Dataset records:

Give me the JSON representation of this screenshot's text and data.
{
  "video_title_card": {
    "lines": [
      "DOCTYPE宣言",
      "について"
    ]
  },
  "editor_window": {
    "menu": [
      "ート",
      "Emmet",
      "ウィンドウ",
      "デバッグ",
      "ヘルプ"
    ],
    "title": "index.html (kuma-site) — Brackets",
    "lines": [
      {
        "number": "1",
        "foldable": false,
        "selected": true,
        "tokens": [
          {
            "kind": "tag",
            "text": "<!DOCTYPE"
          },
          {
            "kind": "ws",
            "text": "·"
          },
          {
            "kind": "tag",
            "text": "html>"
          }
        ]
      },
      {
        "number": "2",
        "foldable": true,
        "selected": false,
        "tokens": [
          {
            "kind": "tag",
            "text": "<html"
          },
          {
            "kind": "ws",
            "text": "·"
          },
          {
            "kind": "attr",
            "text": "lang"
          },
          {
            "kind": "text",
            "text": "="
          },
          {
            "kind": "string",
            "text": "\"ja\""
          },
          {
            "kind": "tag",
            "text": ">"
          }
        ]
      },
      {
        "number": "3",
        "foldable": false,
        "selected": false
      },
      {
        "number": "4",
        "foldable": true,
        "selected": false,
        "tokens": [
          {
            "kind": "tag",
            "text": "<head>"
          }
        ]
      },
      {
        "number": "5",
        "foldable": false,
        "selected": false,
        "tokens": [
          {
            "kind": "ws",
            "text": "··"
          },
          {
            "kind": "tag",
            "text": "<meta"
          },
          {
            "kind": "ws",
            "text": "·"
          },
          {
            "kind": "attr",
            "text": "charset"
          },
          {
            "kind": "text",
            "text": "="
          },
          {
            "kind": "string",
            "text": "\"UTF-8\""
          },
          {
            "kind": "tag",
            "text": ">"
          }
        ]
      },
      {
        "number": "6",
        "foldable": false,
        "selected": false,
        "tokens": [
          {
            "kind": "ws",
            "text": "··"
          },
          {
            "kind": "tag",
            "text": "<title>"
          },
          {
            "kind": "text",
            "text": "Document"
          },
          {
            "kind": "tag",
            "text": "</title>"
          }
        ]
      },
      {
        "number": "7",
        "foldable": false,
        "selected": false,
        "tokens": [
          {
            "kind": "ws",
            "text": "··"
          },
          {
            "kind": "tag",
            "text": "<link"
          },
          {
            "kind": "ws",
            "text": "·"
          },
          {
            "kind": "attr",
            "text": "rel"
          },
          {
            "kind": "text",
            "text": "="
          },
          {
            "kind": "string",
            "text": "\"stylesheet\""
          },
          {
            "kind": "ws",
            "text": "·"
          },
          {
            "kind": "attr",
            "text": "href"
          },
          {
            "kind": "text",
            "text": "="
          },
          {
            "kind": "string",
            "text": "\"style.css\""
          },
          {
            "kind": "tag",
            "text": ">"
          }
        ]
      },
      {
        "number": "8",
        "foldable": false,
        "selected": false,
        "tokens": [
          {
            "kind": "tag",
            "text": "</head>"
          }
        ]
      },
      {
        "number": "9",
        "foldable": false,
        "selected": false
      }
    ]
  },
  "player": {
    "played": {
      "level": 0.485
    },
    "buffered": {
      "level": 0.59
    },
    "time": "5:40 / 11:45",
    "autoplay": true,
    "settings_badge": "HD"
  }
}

Your objective: Identify each line in the entries with the word "html" and copy it.

Solution for this problem:
    "title": "index.html (kuma-site) — Brackets",
            "text": "html>"
            "text": "<html"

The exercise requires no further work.